**DATA ENTRIES:**
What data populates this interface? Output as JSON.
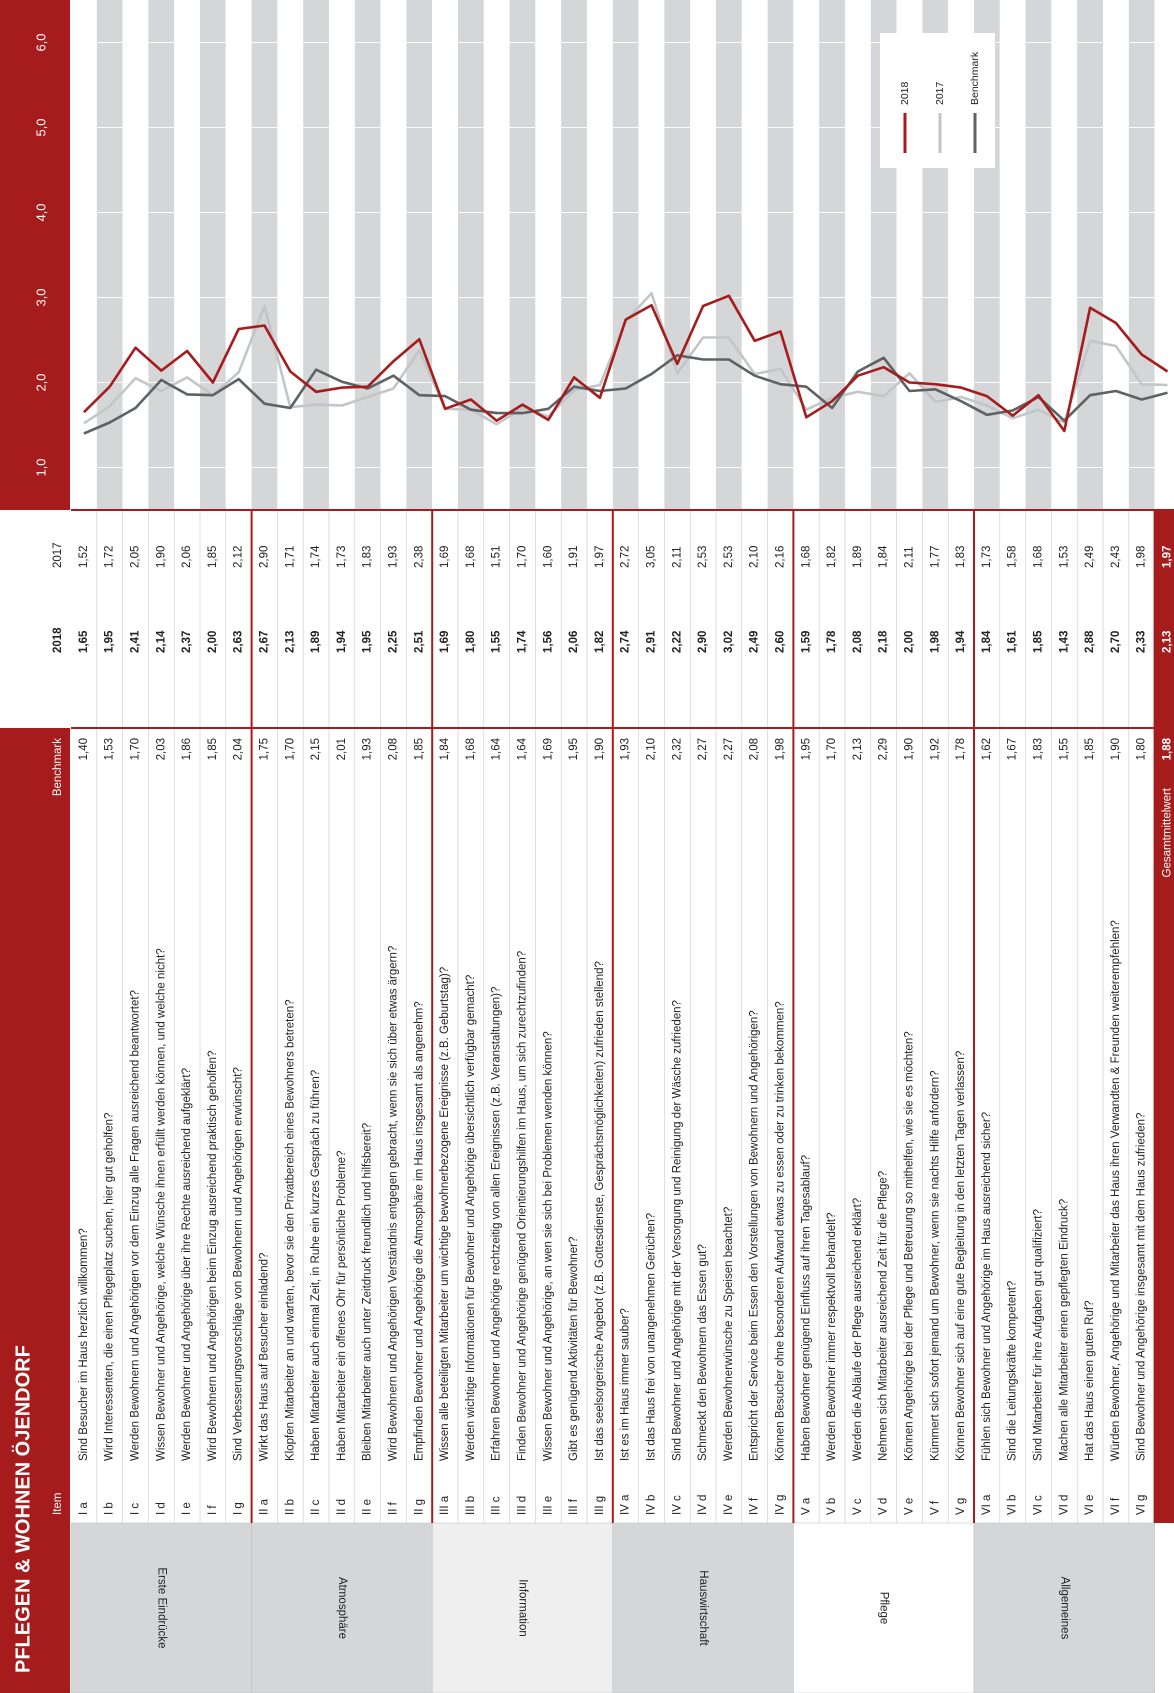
{
  "chart_data": {
    "type": "line",
    "title": "PFLEGEN & WOHNEN ÖJENDORF",
    "item_header": "Item",
    "sections": [
      "Erste Eindrücke",
      "Atmosphäre",
      "Information",
      "Hauswirtschaft",
      "Pflege",
      "Allgemeines"
    ],
    "categories": [
      "I a",
      "I b",
      "I c",
      "I d",
      "I e",
      "I f",
      "I g",
      "II a",
      "II b",
      "II c",
      "II d",
      "II e",
      "II f",
      "II g",
      "III a",
      "III b",
      "III c",
      "III d",
      "III e",
      "III f",
      "III g",
      "IV a",
      "IV b",
      "IV c",
      "IV d",
      "IV e",
      "IV f",
      "IV g",
      "V a",
      "V b",
      "V c",
      "V d",
      "V e",
      "V f",
      "V g",
      "VI a",
      "VI b",
      "VI c",
      "VI d",
      "VI e",
      "VI f",
      "VI g",
      "Gesamtmittelwert"
    ],
    "questions": [
      "Sind Besucher im Haus herzlich willkommen?",
      "Wird Interessenten, die einen Pflegeplatz suchen, hier gut geholfen?",
      "Werden Bewohnern und Angehörigen vor dem Einzug alle Fragen ausreichend beantwortet?",
      "Wissen Bewohner und Angehörige, welche Wünsche ihnen erfüllt werden können, und welche nicht?",
      "Werden Bewohner und Angehörige über ihre Rechte ausreichend aufgeklärt?",
      "Wird Bewohnern und Angehörigen beim Einzug ausreichend praktisch geholfen?",
      "Sind Verbesserungsvorschläge von Bewohnern und Angehörigen erwünscht?",
      "Wirkt das Haus auf Besucher einladend?",
      "Klopfen Mitarbeiter an und warten, bevor sie den Privatbereich eines Bewohners betreten?",
      "Haben Mitarbeiter auch einmal Zeit, in Ruhe ein kurzes Gespräch zu führen?",
      "Haben Mitarbeiter ein offenes Ohr für persönliche Probleme?",
      "Bleiben Mitarbeiter auch unter Zeitdruck freundlich und hilfsbereit?",
      "Wird Bewohnern und Angehörigen Verständnis entgegen gebracht, wenn sie sich über etwas ärgern?",
      "Empfinden Bewohner und Angehörige die Atmosphäre im Haus insgesamt als angenehm?",
      "Wissen alle beteiligten Mitarbeiter um wichtige bewohnerbezogene Ereignisse (z.B. Geburtstag)?",
      "Werden wichtige Informationen für Bewohner und Angehörige übersichtlich verfügbar gemacht?",
      "Erfahren Bewohner und Angehörige rechtzeitig von allen Ereignissen (z.B. Veranstaltungen)?",
      "Finden Bewohner und Angehörige genügend Orientierungshilfen im Haus, um sich zurechtzufinden?",
      "Wissen Bewohner und Angehörige, an wen sie sich bei Problemen wenden können?",
      "Gibt es genügend Aktivitäten für Bewohner?",
      "Ist das seelsorgerische Angebot (z.B. Gottesdienste, Gesprächsmöglichkeiten) zufrieden stellend?",
      "Ist es im Haus immer sauber?",
      "Ist das Haus frei von unangenehmen Gerüchen?",
      "Sind Bewohner und Angehörige mit der Versorgung und Reinigung der Wäsche zufrieden?",
      "Schmeckt den Bewohnern das Essen gut?",
      "Werden Bewohnerwünsche zu Speisen beachtet?",
      "Entspricht der Service beim Essen den Vorstellungen von Bewohnern und Angehörigen?",
      "Können Besucher ohne besonderen Aufwand etwas zu essen oder zu trinken bekommen?",
      "Haben Bewohner genügend Einfluss auf ihren Tagesablauf?",
      "Werden Bewohner immer respektvoll behandelt?",
      "Werden die Abläufe der Pflege ausreichend erklärt?",
      "Nehmen sich Mitarbeiter ausreichend Zeit für die Pflege?",
      "Können Angehörige bei der Pflege und Betreuung so mithelfen, wie sie es möchten?",
      "Kümmert sich sofort jemand um Bewohner, wenn sie nachts Hilfe anfordern?",
      "Können Bewohner sich auf eine gute Begleitung in den letzten Tagen verlassen?",
      "Fühlen sich Bewohner und Angehörige im Haus ausreichend sicher?",
      "Sind die Leitungskräfte kompetent?",
      "Sind Mitarbeiter für ihre Aufgaben gut qualifiziert?",
      "Machen alle Mitarbeiter einen gepflegten Eindruck?",
      "Hat das Haus einen guten Ruf?",
      "Würden Bewohner, Angehörige und Mitarbeiter das Haus ihren Verwandten & Freunden weiterempfehlen?",
      "Sind Bewohner und Angehörige insgesamt mit dem Haus zufrieden?"
    ],
    "series": [
      {
        "name": "2018",
        "color": "#a61c1c",
        "values": [
          1.65,
          1.95,
          2.41,
          2.14,
          2.37,
          2.0,
          2.63,
          2.67,
          2.13,
          1.89,
          1.94,
          1.95,
          2.25,
          2.51,
          1.69,
          1.8,
          1.55,
          1.74,
          1.56,
          2.06,
          1.82,
          2.74,
          2.91,
          2.22,
          2.9,
          3.02,
          2.49,
          2.6,
          1.59,
          1.78,
          2.08,
          2.18,
          2.0,
          1.98,
          1.94,
          1.84,
          1.61,
          1.85,
          1.43,
          2.88,
          2.7,
          2.33,
          2.13
        ],
        "value_labels": [
          "1,65",
          "1,95",
          "2,41",
          "2,14",
          "2,37",
          "2,00",
          "2,63",
          "2,67",
          "2,13",
          "1,89",
          "1,94",
          "1,95",
          "2,25",
          "2,51",
          "1,69",
          "1,80",
          "1,55",
          "1,74",
          "1,56",
          "2,06",
          "1,82",
          "2,74",
          "2,91",
          "2,22",
          "2,90",
          "3,02",
          "2,49",
          "2,60",
          "1,59",
          "1,78",
          "2,08",
          "2,18",
          "2,00",
          "1,98",
          "1,94",
          "1,84",
          "1,61",
          "1,85",
          "1,43",
          "2,88",
          "2,70",
          "2,33",
          "2,13"
        ]
      },
      {
        "name": "2017",
        "color": "#c3c6c9",
        "values": [
          1.52,
          1.72,
          2.05,
          1.9,
          2.06,
          1.85,
          2.12,
          2.9,
          1.71,
          1.74,
          1.73,
          1.83,
          1.93,
          2.38,
          1.69,
          1.68,
          1.51,
          1.7,
          1.6,
          1.91,
          1.97,
          2.72,
          3.05,
          2.11,
          2.53,
          2.53,
          2.1,
          2.16,
          1.68,
          1.82,
          1.89,
          1.84,
          2.11,
          1.77,
          1.83,
          1.73,
          1.58,
          1.68,
          1.53,
          2.49,
          2.43,
          1.98,
          1.97
        ],
        "value_labels": [
          "1,52",
          "1,72",
          "2,05",
          "1,90",
          "2,06",
          "1,85",
          "2,12",
          "2,90",
          "1,71",
          "1,74",
          "1,73",
          "1,83",
          "1,93",
          "2,38",
          "1,69",
          "1,68",
          "1,51",
          "1,70",
          "1,60",
          "1,91",
          "1,97",
          "2,72",
          "3,05",
          "2,11",
          "2,53",
          "2,53",
          "2,10",
          "2,16",
          "1,68",
          "1,82",
          "1,89",
          "1,84",
          "2,11",
          "1,77",
          "1,83",
          "1,73",
          "1,58",
          "1,68",
          "1,53",
          "2,49",
          "2,43",
          "1,98",
          "1,97"
        ]
      },
      {
        "name": "Benchmark",
        "color": "#5e6265",
        "values": [
          1.4,
          1.53,
          1.7,
          2.03,
          1.86,
          1.85,
          2.04,
          1.75,
          1.7,
          2.15,
          2.01,
          1.93,
          2.08,
          1.85,
          1.84,
          1.68,
          1.64,
          1.64,
          1.69,
          1.95,
          1.9,
          1.93,
          2.1,
          2.32,
          2.27,
          2.27,
          2.08,
          1.98,
          1.95,
          1.7,
          2.13,
          2.29,
          1.9,
          1.92,
          1.78,
          1.62,
          1.67,
          1.83,
          1.55,
          1.85,
          1.9,
          1.8,
          1.88
        ],
        "value_labels": [
          "1,40",
          "1,53",
          "1,70",
          "2,03",
          "1,86",
          "1,85",
          "2,04",
          "1,75",
          "1,70",
          "2,15",
          "2,01",
          "1,93",
          "2,08",
          "1,85",
          "1,84",
          "1,68",
          "1,64",
          "1,64",
          "1,69",
          "1,95",
          "1,90",
          "1,93",
          "2,10",
          "2,32",
          "2,27",
          "2,27",
          "2,08",
          "1,98",
          "1,95",
          "1,70",
          "2,13",
          "2,29",
          "1,90",
          "1,92",
          "1,78",
          "1,62",
          "1,67",
          "1,83",
          "1,55",
          "1,85",
          "1,90",
          "1,80",
          "1,88"
        ]
      }
    ],
    "ylim": [
      0.5,
      6.5
    ],
    "yticks": [
      {
        "value": 1,
        "label": "1,0"
      },
      {
        "value": 2,
        "label": "2,0"
      },
      {
        "value": 3,
        "label": "3,0"
      },
      {
        "value": 4,
        "label": "4,0"
      },
      {
        "value": 5,
        "label": "5,0"
      },
      {
        "value": 6,
        "label": "6,0"
      }
    ],
    "grid": true
  }
}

**OBJECTIVE:** Give only the count of lines in this material that contain the string "Atmosphäre".

**THE RESULT:** 2